TEXTO DE LA PÁGINA ::
=======
Ayer, la pesada maquinaria de Cannes 95 comenzó a moverse con la precisión y agilidad de un reloj. La organización de este enorme tinglado es modélica, pero no así sus resultados en este balbuciente comienzo, más atractivo sobre el papel que sobre la pantalla. Las primeras películas fueron saludadas por un silencio que contrastó con las ovaciones que provocan los homenajes a los clásicos del cine, que son el subsuelo de este festival del centenario. Concursaron ayer un filme africano y otro japonés: ambos son pretenciosos, pues consiguen la mitad de lo que pretenden conseguir.

Tal como han comenzado las cosas en estos grandes almacenes del cine actual, la arqueología se está convirtiendo en profecía. Antes de cada película en concurso se proyectan cortometrajes que continen -agrupadas alrededor de algunos de los leit-motiv que reitera insistentemente la gran historia del cine- célebres secuencias de películas clásicas. De ahí que el comienzo de cada sesión arranque aplausos incluso de los mancos.A estas deliciosas antologías siguen las películas en concurso y con ellas llega el silencio y la sensación de asistir una vez más a lo ya visto y sabido. Es el principio del aburrimiento pasivo y del consiguiente crujido de las butacas que, en un goteo acelerado, se van quedando vacías hasta dejar enormes calvas en los patios de butacas de salas en las que dos horas antes no cabía un alfiler.

La deserción de espectadores es pan cotidiano en los festivales de los últimos años y constituye el más exacto termómetro para medir la temperatura del sobaco del cine: la fiebre, la pasión cinéfila, cada día más escasa en intensidad, por mucho que crezca en cantidad. Lo malo, en el caso del Festival de Cannes 95, es que la deserción no es sólo de anónimos espectadores atacados por el virus del bostezo, sino también de los grandes nombres de relumbrón, que se presumían más abundantes que otros años y es posible que sea al contrario.

Vanidades

Cuentan por aquí que al reactor que tenía apalabrado Jack Nicholson para sobrevolar, procedente de Los Ángeles, estas costas azules, se le han averiado repentinamente los motores, tras ser informado el archivanidoso actor de que no va a ser su célebre cara, sino el celebérrimo trasero de Sharon Stone, el epicentro del terremoto de la gala de clausura del certamen, el próximo día 29.
=======
DATOS DISPONIBLES ::

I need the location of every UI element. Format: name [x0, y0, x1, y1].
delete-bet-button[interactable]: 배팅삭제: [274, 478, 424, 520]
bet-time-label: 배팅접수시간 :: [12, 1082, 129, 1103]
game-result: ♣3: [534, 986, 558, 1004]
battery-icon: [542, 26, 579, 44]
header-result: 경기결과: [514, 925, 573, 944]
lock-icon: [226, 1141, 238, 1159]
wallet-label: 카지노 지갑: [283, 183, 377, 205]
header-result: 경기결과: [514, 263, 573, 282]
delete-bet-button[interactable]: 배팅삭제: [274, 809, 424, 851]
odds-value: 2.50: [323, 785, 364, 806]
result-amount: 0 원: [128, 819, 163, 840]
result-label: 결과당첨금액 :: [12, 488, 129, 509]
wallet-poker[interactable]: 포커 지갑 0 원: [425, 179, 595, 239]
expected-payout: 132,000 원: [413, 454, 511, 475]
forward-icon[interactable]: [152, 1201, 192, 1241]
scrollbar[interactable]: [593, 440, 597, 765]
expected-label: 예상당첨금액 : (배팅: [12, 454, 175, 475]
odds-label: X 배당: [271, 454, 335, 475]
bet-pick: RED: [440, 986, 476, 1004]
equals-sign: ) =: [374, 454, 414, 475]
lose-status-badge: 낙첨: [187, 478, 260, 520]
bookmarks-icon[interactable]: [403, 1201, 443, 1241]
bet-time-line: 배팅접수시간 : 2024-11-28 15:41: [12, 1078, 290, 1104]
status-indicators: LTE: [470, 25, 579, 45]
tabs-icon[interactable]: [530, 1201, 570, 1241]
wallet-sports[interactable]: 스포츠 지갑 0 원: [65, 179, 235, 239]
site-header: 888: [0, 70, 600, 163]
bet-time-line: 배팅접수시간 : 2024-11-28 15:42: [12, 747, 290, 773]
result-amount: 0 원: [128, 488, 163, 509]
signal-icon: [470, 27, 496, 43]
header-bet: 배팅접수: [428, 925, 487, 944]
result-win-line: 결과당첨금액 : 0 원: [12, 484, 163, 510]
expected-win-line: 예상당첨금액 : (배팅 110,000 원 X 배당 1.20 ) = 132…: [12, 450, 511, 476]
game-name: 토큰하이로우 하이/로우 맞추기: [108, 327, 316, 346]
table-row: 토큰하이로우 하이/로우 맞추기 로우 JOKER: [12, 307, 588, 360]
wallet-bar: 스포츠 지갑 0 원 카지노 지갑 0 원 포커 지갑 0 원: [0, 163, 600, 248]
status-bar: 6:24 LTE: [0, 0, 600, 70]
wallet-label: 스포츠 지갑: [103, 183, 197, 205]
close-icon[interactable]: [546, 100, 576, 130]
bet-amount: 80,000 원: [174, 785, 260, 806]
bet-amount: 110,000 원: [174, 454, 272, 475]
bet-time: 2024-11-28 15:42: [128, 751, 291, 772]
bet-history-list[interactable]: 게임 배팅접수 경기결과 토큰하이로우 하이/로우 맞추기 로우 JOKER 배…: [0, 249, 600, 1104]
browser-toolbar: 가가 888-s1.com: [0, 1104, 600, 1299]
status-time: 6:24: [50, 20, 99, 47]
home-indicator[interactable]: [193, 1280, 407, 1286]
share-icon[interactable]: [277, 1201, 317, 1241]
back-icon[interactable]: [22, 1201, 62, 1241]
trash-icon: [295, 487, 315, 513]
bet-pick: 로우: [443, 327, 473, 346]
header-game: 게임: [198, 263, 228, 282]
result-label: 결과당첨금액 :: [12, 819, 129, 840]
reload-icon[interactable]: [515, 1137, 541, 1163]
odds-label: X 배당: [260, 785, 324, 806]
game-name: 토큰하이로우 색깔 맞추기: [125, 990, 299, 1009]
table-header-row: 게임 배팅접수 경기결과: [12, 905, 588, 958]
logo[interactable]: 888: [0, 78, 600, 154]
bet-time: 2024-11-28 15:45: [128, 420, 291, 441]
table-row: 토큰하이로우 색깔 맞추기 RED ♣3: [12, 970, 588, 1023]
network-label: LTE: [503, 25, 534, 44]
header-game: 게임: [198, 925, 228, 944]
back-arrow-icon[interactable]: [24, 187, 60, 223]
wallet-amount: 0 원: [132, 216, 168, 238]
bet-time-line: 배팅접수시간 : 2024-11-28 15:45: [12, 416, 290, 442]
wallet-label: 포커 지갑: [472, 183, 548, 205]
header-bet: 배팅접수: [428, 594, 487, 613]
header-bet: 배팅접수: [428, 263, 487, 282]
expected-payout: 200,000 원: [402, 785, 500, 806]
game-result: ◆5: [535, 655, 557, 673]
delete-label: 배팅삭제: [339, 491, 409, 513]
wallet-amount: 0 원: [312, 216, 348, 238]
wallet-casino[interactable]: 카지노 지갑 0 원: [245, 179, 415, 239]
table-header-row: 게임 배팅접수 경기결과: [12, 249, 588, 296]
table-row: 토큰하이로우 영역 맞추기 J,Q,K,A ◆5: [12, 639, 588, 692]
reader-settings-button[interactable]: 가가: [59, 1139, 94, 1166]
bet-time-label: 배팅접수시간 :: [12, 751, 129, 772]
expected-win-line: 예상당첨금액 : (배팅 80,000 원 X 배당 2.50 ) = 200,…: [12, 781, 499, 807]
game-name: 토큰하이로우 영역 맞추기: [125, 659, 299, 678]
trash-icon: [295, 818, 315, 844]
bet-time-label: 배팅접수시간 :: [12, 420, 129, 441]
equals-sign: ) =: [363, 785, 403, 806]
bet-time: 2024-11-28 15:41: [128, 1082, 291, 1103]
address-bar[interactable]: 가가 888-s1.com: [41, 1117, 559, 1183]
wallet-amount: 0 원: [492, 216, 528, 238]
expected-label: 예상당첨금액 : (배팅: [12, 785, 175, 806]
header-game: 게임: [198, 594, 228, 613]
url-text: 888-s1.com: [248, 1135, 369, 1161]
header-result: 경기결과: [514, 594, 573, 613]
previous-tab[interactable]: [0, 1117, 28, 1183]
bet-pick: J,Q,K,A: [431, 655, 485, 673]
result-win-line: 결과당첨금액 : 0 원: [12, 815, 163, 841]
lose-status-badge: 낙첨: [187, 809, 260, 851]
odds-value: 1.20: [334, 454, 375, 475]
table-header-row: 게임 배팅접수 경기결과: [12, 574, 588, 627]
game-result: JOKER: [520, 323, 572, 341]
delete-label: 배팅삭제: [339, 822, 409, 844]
=======
QUÉ SE PIDE :: Escribe, por favor, la continuación de la crónica sobre el Festival de Cannes 95 a partir de su última frase.

RESPUESTA ::
Pero los ataques de celos y de egolatría no los padecen sólo las livianas estrellas, sino también los sesudos artesanos del oficio de hacer películas. Y, en consecuencia, se anuncian también los posibles vacíos de Maurice Pialat, Jean-Paul Rappenau, Wim Wenders, Claude Sautet y Clint Eastwood, en inercias cabreadas por el hecho de haber sido invitados ellos pero no sus películas recién terminadas.

Parece que éstos y otros talentos no están dispuestos a hacer de simple bulto en el desfile de los guapos sin sacar tajada a cambio. Jean-Luc Godard, más ingenioso y retorcido, quiere escabullirse también, pero a su manera de esteta sofisticado, algo sinuoso y siempre aficionado al divertido vicio de la paradoja. Godard es de los que se apuntan a un bombardeo, para luego sacar la manga riega y fingir que apaga el incendio que él mismo ha provocado.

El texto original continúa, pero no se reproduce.